■ **Фрагмент**:
------------------------
Вы начали рассказывать про прусский язык...

А немцы, опять-таки ссылаясь на свою Nationalschuld, национальную вину, становились пруссами, а в Латвии некоторые латыши записываются в ливы.

Да, есть такие.

Есть. В Германии это более широкое движение. Они записываются в пруссы. И летом они живут в каких-то жилищах, как они представляют себе, как жили пруссы, в палатках, и говорят на новопрусском языке, и выпущен ряд реконструкций новопрусского языка. По сравнению с реконструкцией Палмайтиса это...

Но они заново себе создают новую идентичность...

Ко мне в начале 90-х годов обратились из российской Государственной думы: что делать с Калининградской областью? Это очень странно, потому что я к политике никакого отношения не имею. Я написал, что права на эту территорию имеют, во-первых, литовцы, Малая Литва, восточная часть Восточной Пруссии, во-вторых, немцы, вся западная часть, включая Кёнигсберг, и на южную часть право имеют поляки, которые в свое время – еще в Средние века – совершили большую глупость, когда отказались от Пруссии под предлогом, что такая дикая часть страны им не нужна. После этого началась орденская экспансия в Восточную Пруссию и дальше, и до вас дошла, хотя и другим путем, морским.

Я говорил, что Калининградская область должна быть вот таким очагом без статуса страны. Свободной зоной, как в свое время свободной зоной был Данциг между двумя мировыми войнами. Свободная зона, куда могут приезжать, развиваться все соответствующие культуры, что предполагает возможность взаимопроникновения культур, синтеза. Это уже не от нас зависит. Единственная проблема – это положение русского населения, которое привело эту область в то, что она самая криминальная, самая подверженная алкоголизму, наркотизму и т.д. Ведь Восточная Пруссия в свое время была житницей всей Германии. А сейчас все уничтожено, вся система дренажа, каналов. Более того, когда в 1945 году войска советские заняли Кёнигсберг и обнаружили могилу Канта, они ее вскрыли, обнаружили, что там действительно лежит Кант, и закрыли. А обследование было осуществлено примерно год или полтора назад. Снова вскрыли эту могилу – потому что хотят восстанавливать соответствующий собор – и обнаружили, что Кант лежит без головы. Представляете?! Без черепа.


Скажите, а вам не приходилось пострадать оттого, что вы такой явно пробалтийски настроенный человек?
------------------------
■ **Листинг данных**:

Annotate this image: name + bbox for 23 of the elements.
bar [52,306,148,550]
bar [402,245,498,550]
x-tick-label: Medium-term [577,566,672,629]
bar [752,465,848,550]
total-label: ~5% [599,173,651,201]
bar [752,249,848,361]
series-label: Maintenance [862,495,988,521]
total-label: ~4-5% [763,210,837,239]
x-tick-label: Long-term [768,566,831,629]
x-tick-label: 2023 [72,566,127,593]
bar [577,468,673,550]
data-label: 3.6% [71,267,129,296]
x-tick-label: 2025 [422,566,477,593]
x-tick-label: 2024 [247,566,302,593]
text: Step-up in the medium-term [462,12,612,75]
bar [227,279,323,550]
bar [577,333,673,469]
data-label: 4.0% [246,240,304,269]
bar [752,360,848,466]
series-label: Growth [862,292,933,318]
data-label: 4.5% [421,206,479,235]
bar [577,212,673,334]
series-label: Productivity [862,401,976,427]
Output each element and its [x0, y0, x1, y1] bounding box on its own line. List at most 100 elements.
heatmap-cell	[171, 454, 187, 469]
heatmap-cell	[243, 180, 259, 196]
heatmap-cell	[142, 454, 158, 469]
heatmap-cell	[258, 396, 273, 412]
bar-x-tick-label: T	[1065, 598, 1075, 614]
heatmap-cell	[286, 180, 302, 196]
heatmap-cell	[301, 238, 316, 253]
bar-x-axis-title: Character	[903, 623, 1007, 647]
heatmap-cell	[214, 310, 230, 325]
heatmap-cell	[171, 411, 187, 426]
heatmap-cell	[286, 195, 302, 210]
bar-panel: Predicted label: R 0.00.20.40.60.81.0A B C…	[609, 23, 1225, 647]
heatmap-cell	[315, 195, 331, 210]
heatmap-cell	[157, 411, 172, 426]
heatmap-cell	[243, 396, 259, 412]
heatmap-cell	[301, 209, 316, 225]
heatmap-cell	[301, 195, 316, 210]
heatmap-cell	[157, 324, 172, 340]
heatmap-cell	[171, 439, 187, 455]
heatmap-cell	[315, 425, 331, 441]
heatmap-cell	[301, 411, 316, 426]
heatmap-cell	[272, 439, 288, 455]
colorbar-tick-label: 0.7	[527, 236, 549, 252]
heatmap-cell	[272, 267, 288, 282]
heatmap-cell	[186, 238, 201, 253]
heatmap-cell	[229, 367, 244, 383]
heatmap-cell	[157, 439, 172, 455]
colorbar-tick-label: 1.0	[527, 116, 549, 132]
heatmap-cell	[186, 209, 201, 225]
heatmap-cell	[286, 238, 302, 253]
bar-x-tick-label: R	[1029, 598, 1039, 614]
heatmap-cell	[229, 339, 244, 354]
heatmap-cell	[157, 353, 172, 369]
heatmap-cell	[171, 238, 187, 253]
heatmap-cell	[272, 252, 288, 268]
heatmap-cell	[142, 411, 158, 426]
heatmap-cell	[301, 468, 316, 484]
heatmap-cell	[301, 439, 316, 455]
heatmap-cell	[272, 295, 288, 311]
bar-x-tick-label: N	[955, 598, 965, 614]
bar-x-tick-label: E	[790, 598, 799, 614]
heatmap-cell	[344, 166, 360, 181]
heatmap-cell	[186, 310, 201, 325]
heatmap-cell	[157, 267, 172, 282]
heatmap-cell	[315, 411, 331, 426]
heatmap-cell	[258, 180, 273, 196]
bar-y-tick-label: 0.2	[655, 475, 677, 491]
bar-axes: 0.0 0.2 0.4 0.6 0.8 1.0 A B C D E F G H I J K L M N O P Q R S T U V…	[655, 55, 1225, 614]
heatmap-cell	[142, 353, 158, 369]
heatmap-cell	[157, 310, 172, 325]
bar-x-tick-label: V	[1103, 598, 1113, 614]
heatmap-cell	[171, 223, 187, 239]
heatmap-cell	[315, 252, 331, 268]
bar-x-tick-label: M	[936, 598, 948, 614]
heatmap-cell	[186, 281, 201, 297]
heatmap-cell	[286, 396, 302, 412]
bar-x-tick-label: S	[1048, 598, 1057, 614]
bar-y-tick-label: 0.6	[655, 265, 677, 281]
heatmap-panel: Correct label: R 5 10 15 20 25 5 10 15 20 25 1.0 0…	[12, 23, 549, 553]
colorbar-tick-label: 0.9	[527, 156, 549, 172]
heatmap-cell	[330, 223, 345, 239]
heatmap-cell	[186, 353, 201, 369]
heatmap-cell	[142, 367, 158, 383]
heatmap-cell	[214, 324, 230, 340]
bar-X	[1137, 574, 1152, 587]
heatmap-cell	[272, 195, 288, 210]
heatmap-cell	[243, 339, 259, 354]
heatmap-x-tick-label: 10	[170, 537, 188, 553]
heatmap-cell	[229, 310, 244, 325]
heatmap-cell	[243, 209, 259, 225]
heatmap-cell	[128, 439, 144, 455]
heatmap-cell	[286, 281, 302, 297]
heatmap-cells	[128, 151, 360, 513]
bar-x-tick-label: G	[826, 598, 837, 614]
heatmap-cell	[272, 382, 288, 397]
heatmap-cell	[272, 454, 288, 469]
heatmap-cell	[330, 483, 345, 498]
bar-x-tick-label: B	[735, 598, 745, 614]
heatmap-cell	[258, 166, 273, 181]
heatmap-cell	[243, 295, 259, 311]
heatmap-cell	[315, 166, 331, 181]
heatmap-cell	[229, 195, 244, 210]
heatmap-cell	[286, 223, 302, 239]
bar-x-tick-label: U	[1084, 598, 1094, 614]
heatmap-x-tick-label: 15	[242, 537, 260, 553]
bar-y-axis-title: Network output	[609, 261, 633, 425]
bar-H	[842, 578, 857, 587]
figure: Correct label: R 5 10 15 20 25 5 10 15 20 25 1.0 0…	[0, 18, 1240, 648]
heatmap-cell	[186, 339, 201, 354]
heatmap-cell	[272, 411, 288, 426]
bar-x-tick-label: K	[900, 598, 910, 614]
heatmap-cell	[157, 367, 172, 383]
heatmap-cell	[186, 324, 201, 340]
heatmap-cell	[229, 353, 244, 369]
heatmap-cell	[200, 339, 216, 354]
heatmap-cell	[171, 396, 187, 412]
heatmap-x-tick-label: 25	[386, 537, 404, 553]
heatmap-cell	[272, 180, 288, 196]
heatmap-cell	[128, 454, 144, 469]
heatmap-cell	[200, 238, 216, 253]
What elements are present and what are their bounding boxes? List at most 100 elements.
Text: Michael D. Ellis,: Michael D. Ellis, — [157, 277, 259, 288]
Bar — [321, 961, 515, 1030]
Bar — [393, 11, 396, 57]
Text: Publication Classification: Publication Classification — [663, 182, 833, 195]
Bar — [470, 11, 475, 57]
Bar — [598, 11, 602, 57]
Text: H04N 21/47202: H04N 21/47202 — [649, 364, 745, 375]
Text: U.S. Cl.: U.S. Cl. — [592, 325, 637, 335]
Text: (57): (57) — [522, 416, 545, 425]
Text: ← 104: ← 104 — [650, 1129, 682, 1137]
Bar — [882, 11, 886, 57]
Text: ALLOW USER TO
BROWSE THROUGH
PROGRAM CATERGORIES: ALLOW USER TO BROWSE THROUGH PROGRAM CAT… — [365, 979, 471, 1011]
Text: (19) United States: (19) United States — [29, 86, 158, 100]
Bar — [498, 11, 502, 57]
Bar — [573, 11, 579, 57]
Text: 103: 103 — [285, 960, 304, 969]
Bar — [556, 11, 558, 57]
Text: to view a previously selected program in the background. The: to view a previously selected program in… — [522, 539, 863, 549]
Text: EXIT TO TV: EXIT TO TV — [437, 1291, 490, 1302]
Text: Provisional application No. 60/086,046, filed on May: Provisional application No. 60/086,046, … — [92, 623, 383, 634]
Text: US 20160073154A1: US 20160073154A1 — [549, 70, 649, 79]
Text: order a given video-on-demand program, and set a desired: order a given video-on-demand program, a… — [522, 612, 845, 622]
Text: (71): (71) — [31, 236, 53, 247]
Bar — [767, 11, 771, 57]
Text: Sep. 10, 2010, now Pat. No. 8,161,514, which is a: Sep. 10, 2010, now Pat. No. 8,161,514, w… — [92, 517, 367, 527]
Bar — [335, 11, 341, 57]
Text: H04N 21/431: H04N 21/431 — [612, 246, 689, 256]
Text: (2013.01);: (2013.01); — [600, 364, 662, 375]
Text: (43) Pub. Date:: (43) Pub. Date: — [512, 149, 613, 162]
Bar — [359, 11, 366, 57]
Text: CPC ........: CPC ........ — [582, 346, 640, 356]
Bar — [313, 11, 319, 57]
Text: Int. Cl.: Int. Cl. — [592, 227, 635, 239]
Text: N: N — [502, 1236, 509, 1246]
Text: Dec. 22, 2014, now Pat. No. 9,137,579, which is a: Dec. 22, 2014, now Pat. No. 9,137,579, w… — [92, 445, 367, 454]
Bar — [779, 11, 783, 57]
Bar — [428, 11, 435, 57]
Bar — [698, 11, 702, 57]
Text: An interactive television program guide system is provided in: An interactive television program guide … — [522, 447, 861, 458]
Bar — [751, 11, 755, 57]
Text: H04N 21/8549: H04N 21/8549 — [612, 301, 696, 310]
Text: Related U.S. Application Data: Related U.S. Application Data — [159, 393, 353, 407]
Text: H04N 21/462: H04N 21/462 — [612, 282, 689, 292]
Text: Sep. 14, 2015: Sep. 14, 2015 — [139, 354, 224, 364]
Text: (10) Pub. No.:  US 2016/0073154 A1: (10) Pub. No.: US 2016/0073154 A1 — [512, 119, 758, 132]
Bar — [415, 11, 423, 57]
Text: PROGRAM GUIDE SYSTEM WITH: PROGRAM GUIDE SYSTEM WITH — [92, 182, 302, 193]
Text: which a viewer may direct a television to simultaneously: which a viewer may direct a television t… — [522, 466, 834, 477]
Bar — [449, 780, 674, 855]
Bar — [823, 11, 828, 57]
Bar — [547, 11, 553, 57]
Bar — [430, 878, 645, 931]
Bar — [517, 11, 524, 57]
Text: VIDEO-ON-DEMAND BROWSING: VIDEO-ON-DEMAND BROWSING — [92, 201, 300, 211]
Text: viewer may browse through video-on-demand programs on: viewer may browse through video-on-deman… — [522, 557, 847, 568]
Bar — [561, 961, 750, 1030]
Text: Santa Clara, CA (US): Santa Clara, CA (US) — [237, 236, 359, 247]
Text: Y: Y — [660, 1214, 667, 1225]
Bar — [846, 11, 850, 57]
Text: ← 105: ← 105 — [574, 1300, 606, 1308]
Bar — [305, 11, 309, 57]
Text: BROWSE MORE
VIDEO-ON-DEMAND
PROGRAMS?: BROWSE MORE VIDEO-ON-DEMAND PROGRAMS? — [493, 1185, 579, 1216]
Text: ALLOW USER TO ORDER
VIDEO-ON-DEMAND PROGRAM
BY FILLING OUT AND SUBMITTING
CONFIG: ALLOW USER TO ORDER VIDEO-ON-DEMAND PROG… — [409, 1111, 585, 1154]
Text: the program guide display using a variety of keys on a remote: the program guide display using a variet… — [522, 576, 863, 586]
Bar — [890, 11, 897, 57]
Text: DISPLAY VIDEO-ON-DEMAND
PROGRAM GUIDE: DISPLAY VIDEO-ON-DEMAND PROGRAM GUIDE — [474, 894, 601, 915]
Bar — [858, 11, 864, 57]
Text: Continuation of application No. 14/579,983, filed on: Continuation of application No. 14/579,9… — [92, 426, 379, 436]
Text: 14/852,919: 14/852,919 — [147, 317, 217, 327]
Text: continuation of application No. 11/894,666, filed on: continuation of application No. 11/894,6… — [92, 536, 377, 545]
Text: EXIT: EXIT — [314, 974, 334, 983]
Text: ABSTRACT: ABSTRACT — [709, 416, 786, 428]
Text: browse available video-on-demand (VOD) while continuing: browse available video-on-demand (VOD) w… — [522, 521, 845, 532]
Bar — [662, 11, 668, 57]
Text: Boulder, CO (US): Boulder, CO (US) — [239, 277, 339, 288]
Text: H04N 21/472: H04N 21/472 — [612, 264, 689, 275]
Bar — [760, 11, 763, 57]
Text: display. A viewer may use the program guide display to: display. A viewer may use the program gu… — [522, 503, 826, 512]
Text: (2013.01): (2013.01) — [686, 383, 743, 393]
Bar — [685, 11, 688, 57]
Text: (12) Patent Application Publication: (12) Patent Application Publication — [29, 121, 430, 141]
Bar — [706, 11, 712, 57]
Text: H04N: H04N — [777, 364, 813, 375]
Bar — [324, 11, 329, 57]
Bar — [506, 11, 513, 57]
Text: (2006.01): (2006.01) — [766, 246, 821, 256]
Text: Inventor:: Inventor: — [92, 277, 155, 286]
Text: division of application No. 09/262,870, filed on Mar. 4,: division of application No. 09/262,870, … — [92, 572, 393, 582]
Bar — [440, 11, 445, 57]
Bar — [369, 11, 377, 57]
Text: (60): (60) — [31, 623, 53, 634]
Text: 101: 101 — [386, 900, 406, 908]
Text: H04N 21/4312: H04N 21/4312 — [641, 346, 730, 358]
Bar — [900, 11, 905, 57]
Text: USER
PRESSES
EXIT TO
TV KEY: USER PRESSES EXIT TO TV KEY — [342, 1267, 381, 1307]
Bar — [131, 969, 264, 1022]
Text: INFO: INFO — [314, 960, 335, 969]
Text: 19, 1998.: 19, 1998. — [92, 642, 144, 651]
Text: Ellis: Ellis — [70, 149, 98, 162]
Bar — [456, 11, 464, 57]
------------------------
■ **Письменное задание A**: С каким городом сравнивается во фрагменте предлагаемая свободная зона на месте Калининградской области?
■ **Письменное задание B**: Выведите без изменений часть фрагмента, начиная со слов «А немцы, опять-таки» и далее вплоть до слов «реконструкцией Палмайтиса это...» включительно.

■ **Решение A**: С Данцигом, который был свободной зоной между двумя мировыми войнами.

■ **Решение B**:
А немцы, опять-таки ссылаясь на свою Nationalschuld, национальную вину, становились пруссами, а в Латвии некоторые латыши записываются в ливы.

Да, есть такие.

Есть. В Германии это более широкое движение. Они записываются в пруссы. И летом они живут в каких-то жилищах, как они представляют себе, как жили пруссы, в палатках, и говорят на новопрусском языке, и выпущен ряд реконструкций новопрусского языка. По сравнению с реконструкцией Палмайтиса это...